- [SOURCE EXCERPT]
Biden Administration to Revoke Trump-Era ESA Regulations Focused on Habitat
On October 27, 2021, the Biden administration proposed two new rules to roll back its predecessor’s regulatory clarifications involving habitat under the Endangered Species Act (ESA). Under the first proposal, the United States Fish and Wildlife Service (FWS) plans to rescind the Trump administration’s 2018 rule that clarified the process for designating critical habitat for threatened and endangered species under Section 4 of the ESA. Under the second proposal, FWS and the National Marine Fisheries Service (NMFS) plan to rescind the Trump administration’s 2020 regulatory definition of “habitat,” which the Services promulgated to increase consistency in their critical habitat designations. Stakeholders have until November 26, 2021, to submit comments on the proposals.
Critical Habitat Designation
The Trump administration critical habitat rule has been widely supported by the regulated community because it provides much needed regulatory clarity on how FWS designates critical habitat for threatened and endangered species. The rule establishes a process for FWS to consider the impacts of designating critical habitat, allowing the agency to exclude particular areas from the designation in certain circumstances. In particular, FWS must consider the economic and national security impacts of designating areas as critical habitat, and the Service may exclude areas if the benefits of exclusion outweigh the benefits of inclusion. Under the Trump administration’s rule, FWS must conduct this analysis whenever a party presents “credible information” regarding meaningful economic or other relevant impacts supporting excluding an area from a critical habitat designation.
FWS now has found the rule “potentially limits” its role by “potentially giv[ing]” weight to outside parties in excluding areas from a critical habitat designation. Despite FWS retaining the authority to make an exclusion based on the best scientific data available, the agency concluded that the outside information could interfere with its authority. In addition, the Service believes the phrase “credible information” is too vague and could “potentially result” in inefficiencies and wasting of FWS resources.
In light of these concerns, FWS is proposing to eliminate the Trump-era exclusion analysis provisions from the Service’s regulations for future critical habitat designations.
Definition of “Habitat”
On December 16, 2020, FWS and NMFS published a final rule adding a much needed regulatory definition for the term “habitat”: “[f]or the purposes of designating critical habitat only, habitat is the abiotic and biotic setting that currently or periodically contains the resources and conditions necessary to support one or more life processes of a species.” FWS adopted the definition in response to the U.S. Supreme Court’s 2018 decision in Weyerhaeuser Co. v. USFWS, which held that an area first must be habitat for a species before it can be eligible for inclusion in a critical habitat designation.

- [GIVEN EXERCISE 1] Convert the layout region rows, everything from the one containing "anyja-neve: Anyja neve: Teszt" down to the one containing "intro-paragraph: A közalkalmazottak", into a numbered list, leaving out any blank lines.

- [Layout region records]
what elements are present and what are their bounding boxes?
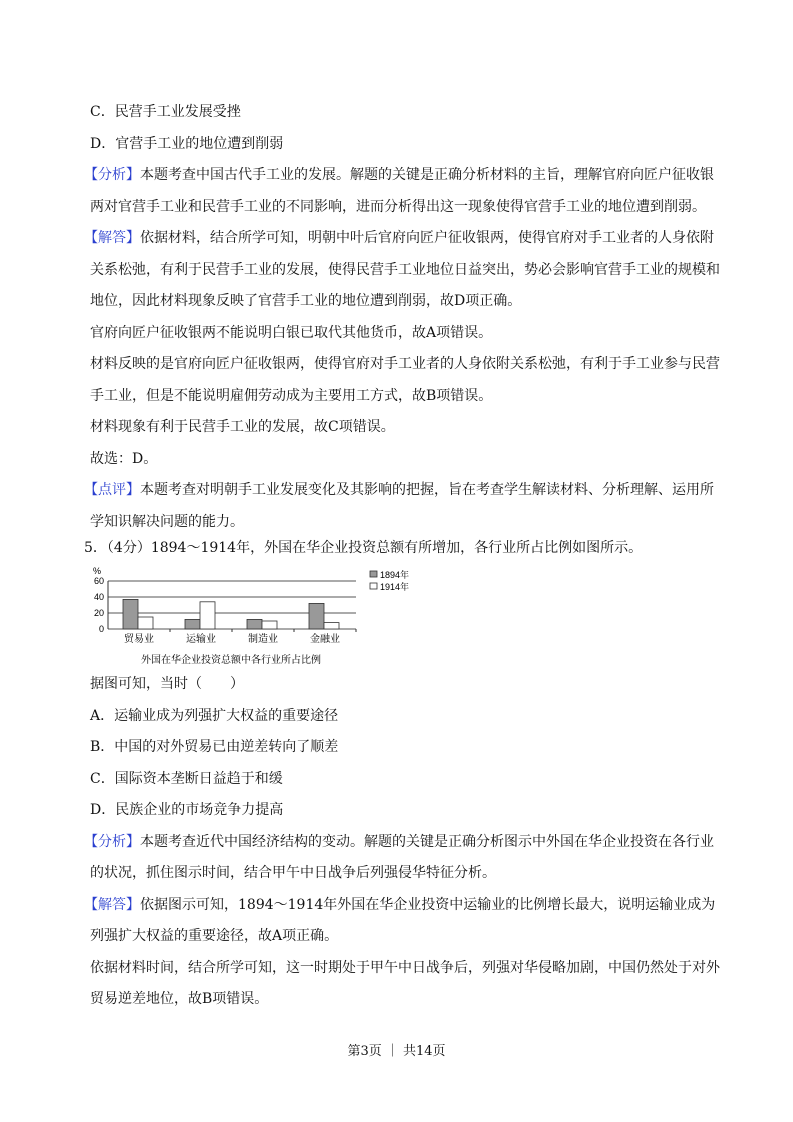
- answer-tag: 【解答】: [84, 896, 140, 913]
- bar-1914年-制造业: [262, 621, 277, 629]
- y-tick-label: 0: [98, 624, 104, 634]
- option-c: C．民营手工业发展受挫: [90, 104, 241, 120]
- analysis-tag: 【分析】: [84, 167, 140, 183]
- answer-tag: 【解答】: [84, 230, 140, 246]
- answer-text: 依据图示可知，1894～1914年外国在华企业投资中运输业的比例增长最大，说明运输业成为列强扩大权益的重要途径，故A项正确。: [90, 896, 716, 944]
- question-5-stem: 5．（4分）1894～1914年，外国在华企业投资总额有所增加，各行业所占比例如图所示。: [84, 540, 643, 556]
- explanation-c: 材料现象有利于民营手工业的发展，故C项错误。: [90, 419, 395, 435]
- analysis-tag: 【分析】: [84, 833, 140, 850]
- legend-swatch: [370, 571, 377, 577]
- option-d: D．民族企业的市场竞争力提高: [90, 802, 284, 818]
- analysis: [84, 827, 724, 890]
- analysis-text: 本题考查近代中国经济结构的变动。解题的关键是正确分析图示中外国在华企业投资在各行业的状况，抓住图示时间，结合甲午中日战争后列强侵华特征分析。: [90, 833, 714, 881]
- bar-1894年-贸易业: [123, 599, 138, 629]
- legend-label: 1894年: [380, 570, 410, 580]
- bar-1914年-贸易业: [138, 617, 153, 629]
- option-c: C．国际资本垄断日益趋于和缓: [90, 770, 283, 787]
- y-tick-label: 40: [93, 592, 104, 602]
- explanation-b: 材料反映的是官府向匠户征收银两，使得官府对手工业者的人身依附关系松弛，有利于手工业参与民营手工业，但是不能说明雇佣劳动成为主要用工方式，故B项错误。: [90, 356, 720, 404]
- bar-1894年-制造业: [247, 619, 262, 629]
- bar-1914年-运输业: [200, 602, 215, 629]
- answer-text: 依据材料，结合所学可知，明朝中叶后官府向匠户征收银两，使得官府对手工业者的人身依附关系松弛，有利于民营手工业的发展，使得民营手工业地位日益突出，势必会影响官营手工业的规模和地位，因此材料现象反映了官营手工业的地位遭到削弱，故D项正确。: [90, 230, 720, 309]
- comment-tag: 【点评】: [84, 482, 140, 498]
- bar-chart: [85, 560, 425, 670]
- legend-label: 1914年: [380, 582, 410, 592]
- analysis: [84, 160, 724, 223]
- answer: [84, 223, 724, 318]
- y-axis-label: %: [93, 566, 102, 576]
- answer: [84, 890, 724, 953]
- choice: 故选：D。: [90, 450, 158, 467]
- bar-1914年-金融业: [324, 623, 339, 629]
- explanation-a: 官府向匠户征收银两不能说明白银已取代其他货币，故A项错误。: [90, 324, 493, 341]
- option-b: B．中国的对外贸易已由逆差转向了顺差: [90, 739, 339, 755]
- comment: [84, 475, 724, 538]
- x-tick-label: 金融业: [310, 634, 340, 645]
- page-footer: 第3页 ｜ 共14页: [347, 1044, 446, 1059]
- chart-title: 外国在华企业投资总额中各行业所占比例: [141, 655, 321, 666]
- legend-swatch: [370, 583, 377, 589]
- x-tick-label: 制造业: [248, 634, 278, 645]
- x-tick-label: 贸易业: [124, 634, 154, 645]
- prompt: 据图可知，当时（ ）: [90, 676, 244, 692]
- bar-1894年-金融业: [309, 603, 324, 629]
- previous-answer-block: [84, 97, 724, 538]
- y-tick-label: 20: [93, 608, 104, 618]
- option-a: A．运输业成为列强扩大权益的重要途径: [90, 707, 339, 724]
- question-5-body: [84, 669, 724, 1016]
- comment-text: 本题考查对明朝手工业发展变化及其影响的把握，旨在考查学生解读材料、分析理解、运用所学知识解决问题的能力。: [90, 482, 714, 530]
- explanation-b: 依据材料时间，结合所学可知，这一时期处于甲午中日战争后，列强对华侵略加剧，中国仍然处于对外贸易逆差地位，故B项错误。: [90, 959, 720, 1007]
- option-d: D．官营手工业的地位遭到削弱: [90, 135, 284, 152]
- analysis-text: 本题考查中国古代手工业的发展。解题的关键是正确分析材料的主旨，理解官府向匠户征收银两对官营手工业和民营手工业的不同影响，进而分析得出这一现象使得官营手工业的地位遭到削弱。: [90, 167, 714, 215]
- y-tick-label: 60: [93, 576, 104, 586]
- x-tick-label: 运输业: [186, 634, 216, 645]
- bar-1894年-运输业: [185, 619, 200, 629]
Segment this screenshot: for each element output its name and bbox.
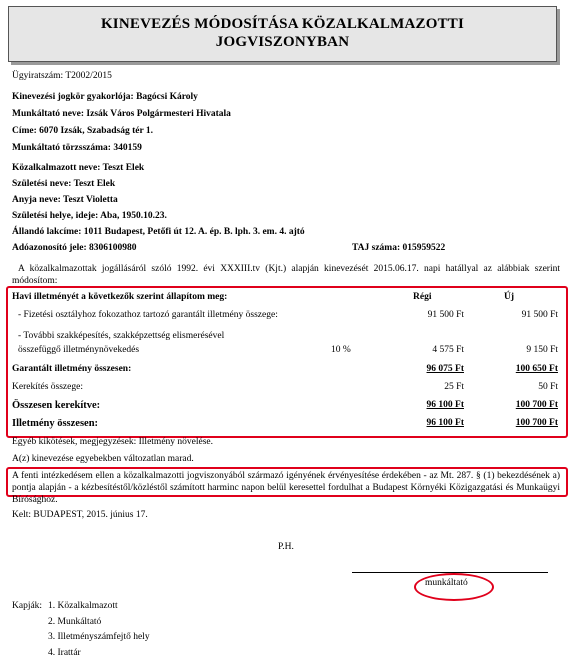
anyja-neve: Anyja neve: Teszt Violetta [12, 195, 118, 205]
munkaltato-torzsszam: Munkáltató törzsszáma: 340159 [12, 143, 142, 153]
row1-label: - Fizetési osztályhoz fokozathoz tartozó garantált illetmény összege: [18, 310, 278, 320]
intro-paragraph: A közalkalmazottak jogállásáról szóló 1992. évi XXXIII.tv (Kjt.) alapján kinevezését 2015.06.17. napi hatállyal az alábbiak szerint módosítom: [12, 264, 560, 286]
munkaltato-highlight-oval [414, 573, 494, 601]
guaranteed-label: Garantált illetmény összesen: [12, 364, 132, 374]
row2-label-b: összefüggő illetménynövekedés [18, 345, 140, 355]
salary-highlight-box [6, 286, 568, 438]
document-title-line2: JOGVISZONYBAN [215, 34, 350, 50]
ph-mark: P.H. [278, 542, 294, 552]
kapjak-label: Kapják: [12, 601, 43, 611]
valtozatlan-marad: A(z) kinevezése egyebekben változatlan marad. [12, 454, 194, 464]
kozalkalmazott-neve: Közalkalmazott neve: Teszt Elek [12, 163, 145, 173]
guaranteed-new: 100 650 Ft [515, 364, 558, 374]
szuletesi-hely-ideje: Születési helye, ideje: Aba, 1950.10.23. [12, 211, 167, 221]
munkaltato-neve: Munkáltató neve: Izsák Város Polgármesteri Hivatala [12, 109, 231, 119]
guaranteed-old: 96 075 Ft [426, 364, 464, 374]
adoazonosito: Adóazonosító jele: 8306100980 [12, 243, 137, 253]
rounding-label: Kerekítés összege: [12, 382, 83, 392]
col-new-header: Új [504, 292, 515, 302]
kapjak-item: 1. Közalkalmazott [48, 601, 118, 611]
salary-total-new: 100 700 Ft [515, 418, 558, 428]
kapjak-item: 4. Irattár [48, 648, 81, 658]
rounded-total-label: Összesen kerekítve: [12, 400, 101, 411]
kapjak-item: 3. Illetményszámfejtő hely [48, 632, 150, 642]
munkaltato-signature-label: munkáltató [425, 578, 468, 588]
rounded-total-old: 96 100 Ft [426, 400, 464, 410]
munkaltato-cime: Címe: 6070 Izsák, Szabadság tér 1. [12, 126, 154, 136]
egyeb-kikotesek: Egyéb kikötések, megjegyzések: Illetmény növelése. [12, 437, 214, 447]
rounding-new: 50 Ft [538, 382, 558, 392]
col-old-header: Régi [413, 292, 432, 302]
jogorvoslati-tajekoztatas: A fenti intézkedésem ellen a közalkalmazotti jogviszonyából származó igényének érvényesítése érdekében - az Mt. 287. § (1) bekezdésének a) pontja alapján - a kézbesítéstől/közléstől számított harminc napon belül keresettel fordulhat a Budapest Környéki Közigazgatási és Munkaügyi Bírósághoz. [12, 471, 560, 505]
row2-old: 4 575 Ft [432, 345, 464, 355]
row1-new: 91 500 Ft [521, 310, 558, 320]
salary-heading: Havi illetményét a következők szerint állapítom meg: [12, 292, 228, 302]
document-title-line1: KINEVEZÉS MÓDOSÍTÁSA KÖZALKALMAZOTTI [100, 16, 465, 32]
ugyiratszam: Ügyiratszám: T2002/2015 [12, 71, 112, 81]
taj-szam: TAJ száma: 015959522 [352, 243, 446, 253]
rounded-total-new: 100 700 Ft [515, 400, 558, 410]
kinevezesi-jogkor: Kinevezési jogkör gyakorlója: Bagócsi Károly [12, 92, 198, 102]
row1-old: 91 500 Ft [427, 310, 464, 320]
document-title-box [8, 6, 557, 62]
kelt-datum: Kelt: BUDAPEST, 2015. június 17. [12, 510, 148, 520]
row2-label-a: - További szakképesítés, szakképzettség elismerésével [18, 331, 225, 341]
row2-percent: 10 % [331, 345, 351, 355]
salary-total-old: 96 100 Ft [426, 418, 464, 428]
szuletesi-neve: Születési neve: Teszt Elek [12, 179, 116, 189]
rounding-old: 25 Ft [444, 382, 464, 392]
salary-total-label: Illetmény összesen: [12, 418, 99, 429]
kapjak-item: 2. Munkáltató [48, 617, 102, 627]
row2-new: 9 150 Ft [526, 345, 558, 355]
allando-lakcim: Állandó lakcíme: 1011 Budapest, Petőfi út 12. A. ép. B. lph. 3. em. 4. ajtó [12, 227, 305, 237]
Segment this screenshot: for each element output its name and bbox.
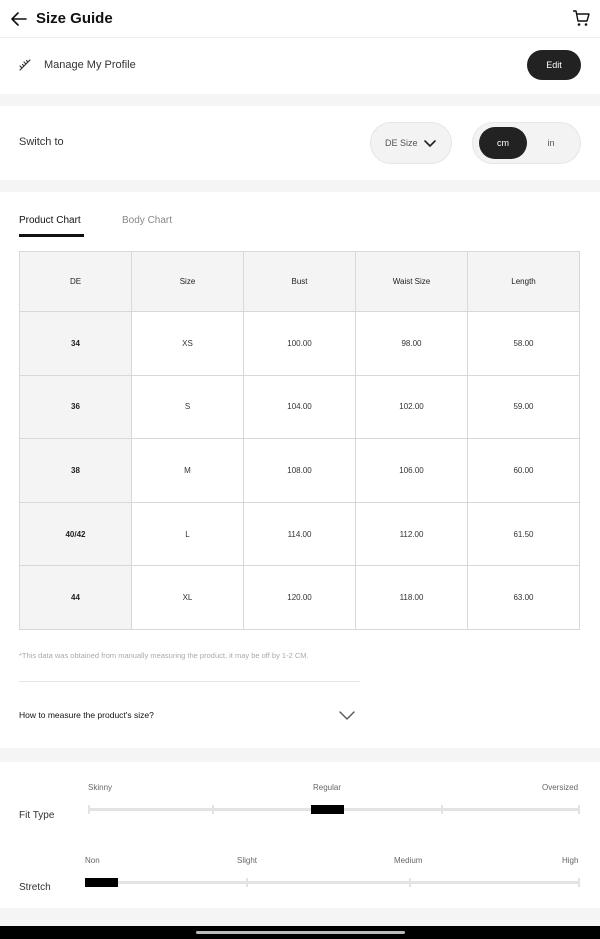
fit-scale-label: Skinny	[88, 783, 113, 792]
manage-profile-label: Manage My Profile	[44, 59, 136, 71]
table-row	[20, 566, 580, 630]
switch-label: Switch to	[19, 136, 64, 148]
table-cell: 102.00	[356, 375, 468, 439]
table-cell: 59.00	[468, 375, 580, 439]
table-cell: L	[132, 502, 244, 566]
table-cell: 112.00	[356, 502, 468, 566]
table-cell: 44	[20, 566, 132, 630]
stretch-scale-label: Medium	[394, 856, 423, 865]
table-cell: 104.00	[244, 375, 356, 439]
column-header: Bust	[244, 252, 356, 312]
column-header: Length	[468, 252, 580, 312]
divider	[19, 681, 360, 682]
table-row	[20, 502, 580, 566]
chevron-down-icon	[423, 137, 437, 151]
unit-option-in[interactable]: in	[547, 138, 555, 148]
tab-body-chart[interactable]: Body Chart	[122, 215, 173, 226]
section-divider	[0, 908, 600, 926]
size-system-select[interactable]	[370, 122, 452, 164]
section-divider	[0, 94, 600, 106]
table-cell: 118.00	[356, 566, 468, 630]
size-chart-section	[0, 192, 600, 748]
home-indicator[interactable]	[196, 931, 405, 934]
table-cell: 40/42	[20, 502, 132, 566]
stretch-scale	[88, 881, 580, 884]
manage-profile-row[interactable]	[0, 38, 600, 94]
table-cell: S	[132, 375, 244, 439]
stretch-title: Stretch	[19, 882, 51, 893]
scale-tick	[441, 805, 443, 814]
scale-tick	[212, 805, 214, 814]
stretch-scale-label: High	[562, 856, 579, 865]
table-cell: 100.00	[244, 312, 356, 376]
cart-icon[interactable]	[572, 9, 592, 29]
stretch-marker	[85, 878, 118, 887]
column-header: DE	[20, 252, 132, 312]
unit-toggle	[472, 122, 581, 164]
column-header: Size	[132, 252, 244, 312]
active-tab-indicator	[19, 234, 84, 237]
table-cell: XS	[132, 312, 244, 376]
stretch-scale-label: Non	[85, 856, 100, 865]
table-cell: 114.00	[244, 502, 356, 566]
table-cell: M	[132, 439, 244, 503]
section-divider	[0, 748, 600, 762]
fit-section	[0, 762, 600, 908]
scale-tick	[578, 878, 580, 887]
table-cell: 98.00	[356, 312, 468, 376]
table-cell: 36	[20, 375, 132, 439]
fit-scale-label: Oversized	[542, 783, 579, 792]
edit-button[interactable]: Edit	[527, 50, 581, 80]
fit-type-marker	[311, 805, 344, 814]
switch-row	[0, 106, 600, 180]
measurement-note: *This data was obtained from manually measuring the product, it may be off by 1-2 CM.	[19, 651, 309, 660]
table-cell: 108.00	[244, 439, 356, 503]
table-cell: XL	[132, 566, 244, 630]
unit-option-cm[interactable]: cm	[479, 127, 527, 159]
table-row	[20, 375, 580, 439]
table-cell: 58.00	[468, 312, 580, 376]
table-header-row	[20, 252, 580, 312]
table-cell: 60.00	[468, 439, 580, 503]
table-cell: 120.00	[244, 566, 356, 630]
table-cell: 38	[20, 439, 132, 503]
fit-type-title: Fit Type	[19, 810, 55, 821]
chevron-down-icon[interactable]	[339, 709, 355, 721]
scale-tick	[246, 878, 248, 887]
table-cell: 61.50	[468, 502, 580, 566]
table-cell: 63.00	[468, 566, 580, 630]
column-header: Waist Size	[356, 252, 468, 312]
table-cell: 34	[20, 312, 132, 376]
ruler-edit-icon	[18, 58, 32, 72]
size-table	[19, 251, 580, 630]
table-cell: 106.00	[356, 439, 468, 503]
page-title: Size Guide	[36, 10, 113, 27]
table-row	[20, 439, 580, 503]
scale-tick	[88, 805, 90, 814]
how-to-measure-link[interactable]: How to measure the product's size?	[19, 710, 154, 720]
back-arrow-icon[interactable]	[9, 9, 29, 29]
fit-type-scale	[88, 808, 580, 811]
scale-tick	[578, 805, 580, 814]
fit-scale-label: Regular	[313, 783, 342, 792]
tab-product-chart[interactable]: Product Chart	[19, 215, 81, 226]
stretch-scale-label: Slight	[237, 856, 258, 865]
app-header	[0, 0, 600, 38]
table-row	[20, 312, 580, 376]
scale-tick	[409, 878, 411, 887]
section-divider	[0, 180, 600, 192]
size-system-value: DE Size	[385, 138, 418, 148]
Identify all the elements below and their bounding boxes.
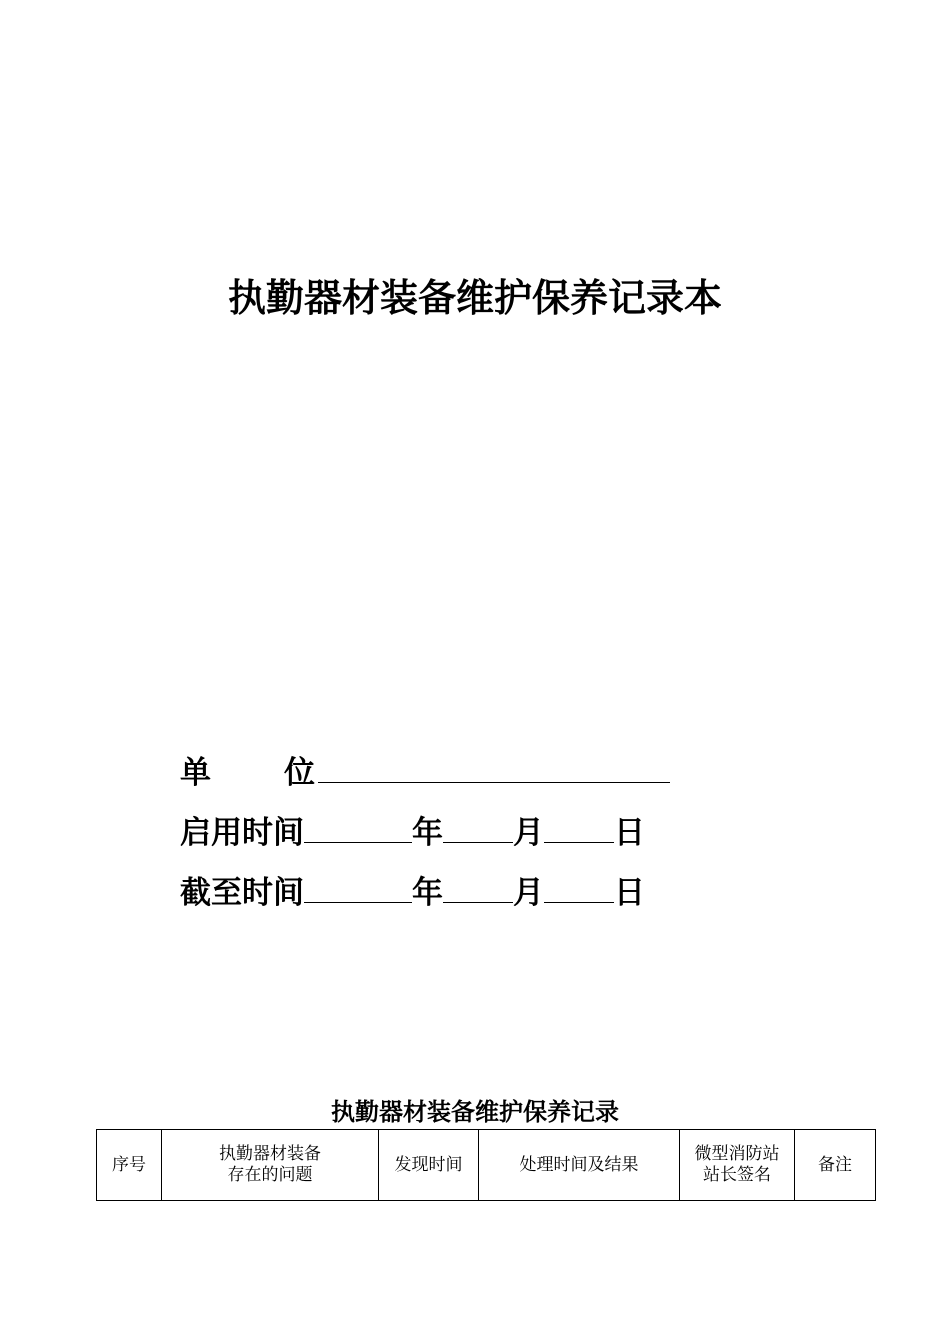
end-month-label: 月 xyxy=(513,875,544,911)
header-discovery-time xyxy=(379,1130,479,1201)
header-line: 微型消防站 xyxy=(694,1144,780,1164)
start-date-row xyxy=(180,800,670,860)
end-day-blank[interactable] xyxy=(544,860,614,903)
header-station-chief-signature xyxy=(680,1130,795,1201)
header-handling-time-result xyxy=(479,1130,680,1201)
start-month-blank[interactable] xyxy=(443,800,513,843)
header-line: 存在的问题 xyxy=(227,1165,313,1185)
start-day-label: 日 xyxy=(614,815,645,851)
header-line: 处理时间及结果 xyxy=(519,1154,639,1175)
start-year-blank[interactable] xyxy=(304,800,412,843)
end-year-label: 年 xyxy=(412,875,443,911)
start-month-label: 月 xyxy=(513,815,544,851)
record-title: 执勤器材装备维护保养记录 xyxy=(331,1097,619,1126)
document-title: 执勤器材装备维护保养记录本 xyxy=(227,275,722,320)
header-line: 备注 xyxy=(818,1154,852,1175)
start-year-label: 年 xyxy=(412,815,443,851)
start-date-label: 启用时间 xyxy=(180,815,304,851)
header-line: 执勤器材装备 xyxy=(219,1144,321,1164)
unit-blank-line[interactable] xyxy=(318,740,670,783)
header-remarks xyxy=(795,1130,876,1201)
header-equipment-issue xyxy=(162,1130,379,1201)
end-day-label: 日 xyxy=(614,875,645,911)
record-table-header-row xyxy=(97,1130,876,1201)
end-year-blank[interactable] xyxy=(304,860,412,903)
unit-label-part1: 单 xyxy=(180,755,211,791)
start-day-blank[interactable] xyxy=(544,800,614,843)
info-block xyxy=(180,740,670,920)
end-date-row xyxy=(180,860,670,920)
unit-label-part2: 位 xyxy=(284,755,315,791)
header-line: 站长签名 xyxy=(703,1165,771,1185)
end-month-blank[interactable] xyxy=(443,860,513,903)
header-line: 序号 xyxy=(112,1154,146,1175)
record-table xyxy=(96,1129,876,1201)
end-date-label: 截至时间 xyxy=(180,875,304,911)
header-line: 发现时间 xyxy=(394,1154,463,1175)
header-serial-number xyxy=(97,1130,162,1201)
unit-row xyxy=(180,740,670,800)
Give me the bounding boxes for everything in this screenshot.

- [GIVEN EXERCISE 2] Carry on the article about revoking the Trump-era ESA habitat regulations from the point where it stops.

- [WRITTEN REPLY 1]
1. anyja-neve: Anyja neve: Teszt Violetta [12, 195, 118, 205]
2. munkaltato-torzsszam: Munkáltató törzsszáma: 340159 [12, 143, 142, 153]
3. row1-label: - Fizetési osztályhoz fokozathoz tartozó garantált illetmény összege: [18, 310, 278, 320]
4. intro-paragraph: A közalkalmazottak jogállásáról szóló 1992. évi XXXIII.tv (Kjt.) alapján kinevezését 2015.06.17. napi hatállyal az alábbiak szerint módosítom: [12, 264, 560, 286]

- [WRITTEN REPLY 2]
Notwithstanding the Supreme Court’s unanimous ruling, the agencies now believe their definition “inappropriately contrain[s]” their ability to designate critical habitat under the ESA. Of particular note, FWS has signaled a renewed desire to include areas that do not contain the requisite resources and conditions to support a listed species, but could do so in the future after restoration activities or other changes occur. By altogether rescinding the Trump-era “habitat” definition, the agencies once again will be without regulatory guardrails preventing them from designating areas as critical habitat that do not support any life processes of a listed species.
On October 27, 2021, FWS opened a 30-day public comment period that will end on November 26, 2021. Through this rulemaking, FWS will decide whether to remove the Trump administration’s regulatory clarifications. Absent a clear demonstration of legal vulnerability in proceeding, it is a virtual certainty both rules will be rescinded.
We also expect in the near future a similar proposal to rescind portions of the Trump-era Section 4 regulations lifting the blanket 4(d) rule on newly listed threatened species and aspects of the Section 7 consultation regulations, both of which were hard fought victories of the regulated community.
These are developing issues with potentially significant future implications. The importance of defining habitat and designating critical habitat is further heightened with potential ESA listings of pollinator and other species with extremely broad geographic ranges. We will continue to provide any updates of note as they occur.
Beveridge & Diamond’s Infrastructure and Project Development and Permitting practice group helps clients in numerous industries achieve compliance with the ever-changing regulatory landscape thereby reducing cost and risk to operations. Beveridge & Diamond’s Endangered Species and Wildlife Protection practice group provides strategic counseling and compliance advice to project proponents in all industries to minimize the impacts of threatened and endangered species listings and critical habitat designations on our clients’ activities. For more information on this development, please contact the authors.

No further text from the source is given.